[Start]

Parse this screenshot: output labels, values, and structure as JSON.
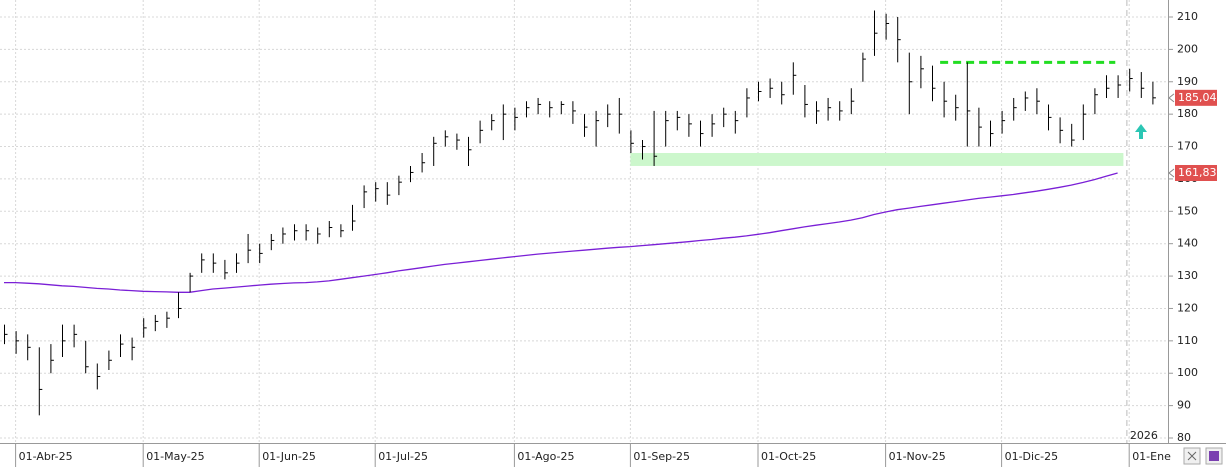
{
  "chart_data": {
    "type": "ohlc",
    "categories": [
      null,
      "01-Abr-25",
      null,
      null,
      null,
      null,
      null,
      null,
      null,
      null,
      null,
      null,
      "01-May-25",
      null,
      null,
      null,
      null,
      null,
      null,
      null,
      null,
      null,
      "01-Jun-25",
      null,
      null,
      null,
      null,
      null,
      null,
      null,
      null,
      null,
      "01-Jul-25",
      null,
      null,
      null,
      null,
      null,
      null,
      null,
      null,
      null,
      null,
      null,
      "01-Ago-25",
      null,
      null,
      null,
      null,
      null,
      null,
      null,
      null,
      null,
      "01-Sep-25",
      null,
      null,
      null,
      null,
      null,
      null,
      null,
      null,
      null,
      null,
      "01-Oct-25",
      null,
      null,
      null,
      null,
      null,
      null,
      null,
      null,
      null,
      null,
      "01-Nov-25",
      null,
      null,
      null,
      null,
      null,
      null,
      null,
      null,
      null,
      "01-Dic-25",
      null,
      null,
      null,
      null,
      null,
      null,
      null,
      null,
      null,
      null,
      "01-Ene",
      null,
      null
    ],
    "price": {
      "color": "#000000",
      "high": [
        115,
        113,
        112,
        108,
        109,
        115,
        115,
        110,
        103,
        107,
        112,
        111,
        117,
        118,
        119,
        125,
        131,
        137,
        137,
        135,
        137,
        143,
        140,
        143,
        145,
        146,
        146,
        145,
        147,
        146,
        152,
        158,
        159,
        159,
        161,
        164,
        168,
        173,
        175,
        174,
        173,
        178,
        180,
        183,
        182,
        184,
        185,
        184,
        184,
        184,
        180,
        181,
        183,
        185,
        175,
        172,
        181,
        181,
        181,
        180,
        178,
        180,
        182,
        181,
        188,
        190,
        191,
        190,
        196,
        189,
        184,
        185,
        184,
        188,
        199,
        212,
        211,
        210,
        199,
        198,
        195,
        190,
        186,
        196,
        182,
        178,
        181,
        185,
        187,
        188,
        183,
        179,
        177,
        183,
        188,
        192,
        192,
        194,
        193,
        190
      ],
      "low": [
        109,
        106,
        104,
        87,
        100,
        105,
        108,
        100,
        95,
        101,
        105,
        104,
        111,
        113,
        114,
        117,
        125,
        131,
        131,
        129,
        131,
        134,
        134,
        138,
        140,
        141,
        141,
        140,
        142,
        142,
        144,
        151,
        153,
        152,
        155,
        159,
        162,
        164,
        170,
        169,
        164,
        171,
        175,
        172,
        175,
        179,
        180,
        179,
        180,
        177,
        173,
        170,
        176,
        174,
        168,
        166,
        164,
        170,
        175,
        173,
        170,
        173,
        176,
        174,
        179,
        184,
        185,
        183,
        186,
        179,
        177,
        178,
        178,
        180,
        190,
        198,
        203,
        196,
        180,
        188,
        184,
        179,
        178,
        170,
        170,
        170,
        174,
        178,
        181,
        180,
        175,
        171,
        170,
        172,
        180,
        185,
        185,
        187,
        185,
        183
      ],
      "close": [
        112,
        110,
        108,
        95,
        104,
        110,
        112,
        102,
        99,
        104,
        109,
        108,
        114,
        116,
        117,
        120,
        130,
        135,
        134,
        131,
        134,
        138,
        137,
        141,
        143,
        144,
        144,
        143,
        145,
        144,
        147,
        156,
        157,
        155,
        159,
        162,
        165,
        171,
        173,
        172,
        169,
        175,
        178,
        180,
        179,
        182,
        183,
        182,
        183,
        181,
        176,
        178,
        180,
        180,
        171,
        170,
        167,
        178,
        179,
        177,
        174,
        177,
        180,
        178,
        185,
        187,
        188,
        186,
        192,
        183,
        181,
        182,
        181,
        184,
        197,
        205,
        208,
        203,
        190,
        194,
        188,
        184,
        182,
        181,
        176,
        174,
        178,
        182,
        185,
        184,
        179,
        175,
        172,
        180,
        186,
        188,
        189,
        191,
        188,
        185.04
      ],
      "last_label": "185,04"
    },
    "ma": {
      "color": "#7a1fd6",
      "values": [
        128,
        128,
        127.8,
        127.6,
        127.3,
        127,
        126.8,
        126.5,
        126.2,
        126,
        125.7,
        125.5,
        125.3,
        125.2,
        125.1,
        125,
        125,
        125.5,
        126,
        126.3,
        126.6,
        126.9,
        127.2,
        127.5,
        127.7,
        127.9,
        128,
        128.2,
        128.5,
        129,
        129.5,
        130,
        130.5,
        131,
        131.6,
        132.1,
        132.6,
        133.1,
        133.6,
        134,
        134.4,
        134.8,
        135.2,
        135.6,
        136,
        136.4,
        136.8,
        137.1,
        137.4,
        137.7,
        138,
        138.3,
        138.6,
        138.9,
        139.1,
        139.4,
        139.7,
        140,
        140.3,
        140.6,
        141,
        141.3,
        141.7,
        142,
        142.4,
        142.9,
        143.4,
        144,
        144.6,
        145.2,
        145.7,
        146.2,
        146.7,
        147.3,
        148,
        149,
        149.8,
        150.5,
        151,
        151.5,
        152,
        152.5,
        153,
        153.5,
        154,
        154.4,
        154.8,
        155.2,
        155.7,
        156.2,
        156.8,
        157.4,
        158.1,
        158.9,
        159.8,
        160.8,
        161.83,
        null,
        null,
        null
      ],
      "last_label": "161,83"
    },
    "resistance": {
      "value": 196,
      "color": "#22dd22"
    },
    "support_band": {
      "low": 164,
      "high": 168,
      "color": "#ccf7cc"
    },
    "year_marker": "2026",
    "label_color": "#e0504f",
    "ylim": [
      80,
      210
    ],
    "yticks": [
      80,
      90,
      100,
      110,
      120,
      130,
      140,
      150,
      160,
      170,
      180,
      190,
      200,
      210
    ],
    "grid": true
  }
}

[End]

#### Given problem:
Filter the records for lines holding the string "values". Copy each one.

#### Expected answer:
Parse this screenshot: output labels, values, and structure as JSON.
      "values": [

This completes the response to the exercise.